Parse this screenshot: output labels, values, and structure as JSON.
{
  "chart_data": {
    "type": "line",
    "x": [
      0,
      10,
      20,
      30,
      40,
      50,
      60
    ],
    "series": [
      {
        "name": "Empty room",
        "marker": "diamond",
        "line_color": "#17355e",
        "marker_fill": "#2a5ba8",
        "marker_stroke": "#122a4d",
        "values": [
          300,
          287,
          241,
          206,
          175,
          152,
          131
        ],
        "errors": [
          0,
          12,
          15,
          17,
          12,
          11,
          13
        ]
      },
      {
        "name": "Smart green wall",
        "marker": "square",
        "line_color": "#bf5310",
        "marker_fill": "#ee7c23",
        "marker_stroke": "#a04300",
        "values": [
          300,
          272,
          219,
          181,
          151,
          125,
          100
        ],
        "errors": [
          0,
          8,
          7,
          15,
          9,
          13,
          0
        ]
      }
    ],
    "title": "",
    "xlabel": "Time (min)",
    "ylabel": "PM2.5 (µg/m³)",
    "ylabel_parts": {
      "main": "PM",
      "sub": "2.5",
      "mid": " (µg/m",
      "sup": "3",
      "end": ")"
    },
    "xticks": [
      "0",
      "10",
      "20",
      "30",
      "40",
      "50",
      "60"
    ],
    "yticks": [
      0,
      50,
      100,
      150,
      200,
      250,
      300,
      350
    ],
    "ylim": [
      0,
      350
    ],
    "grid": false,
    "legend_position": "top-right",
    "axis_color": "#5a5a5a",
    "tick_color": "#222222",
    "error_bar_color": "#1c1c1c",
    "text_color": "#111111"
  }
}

(The task): Retype the entries one by one, exactly.

(Task output):
Parse this screenshot: output labels, values, and structure as JSON.
{
  "chart_data": {
    "type": "line",
    "x": [
      0,
      10,
      20,
      30,
      40,
      50,
      60
    ],
    "series": [
      {
        "name": "Empty room",
        "marker": "diamond",
        "line_color": "#17355e",
        "marker_fill": "#2a5ba8",
        "marker_stroke": "#122a4d",
        "values": [
          300,
          287,
          241,
          206,
          175,
          152,
          131
        ],
        "errors": [
          0,
          12,
          15,
          17,
          12,
          11,
          13
        ]
      },
      {
        "name": "Smart green wall",
        "marker": "square",
        "line_color": "#bf5310",
        "marker_fill": "#ee7c23",
        "marker_stroke": "#a04300",
        "values": [
          300,
          272,
          219,
          181,
          151,
          125,
          100
        ],
        "errors": [
          0,
          8,
          7,
          15,
          9,
          13,
          0
        ]
      }
    ],
    "title": "",
    "xlabel": "Time (min)",
    "ylabel": "PM2.5 (µg/m³)",
    "ylabel_parts": {
      "main": "PM",
      "sub": "2.5",
      "mid": " (µg/m",
      "sup": "3",
      "end": ")"
    },
    "xticks": [
      "0",
      "10",
      "20",
      "30",
      "40",
      "50",
      "60"
    ],
    "yticks": [
      0,
      50,
      100,
      150,
      200,
      250,
      300,
      350
    ],
    "ylim": [
      0,
      350
    ],
    "grid": false,
    "legend_position": "top-right",
    "axis_color": "#5a5a5a",
    "tick_color": "#222222",
    "error_bar_color": "#1c1c1c",
    "text_color": "#111111"
  }
}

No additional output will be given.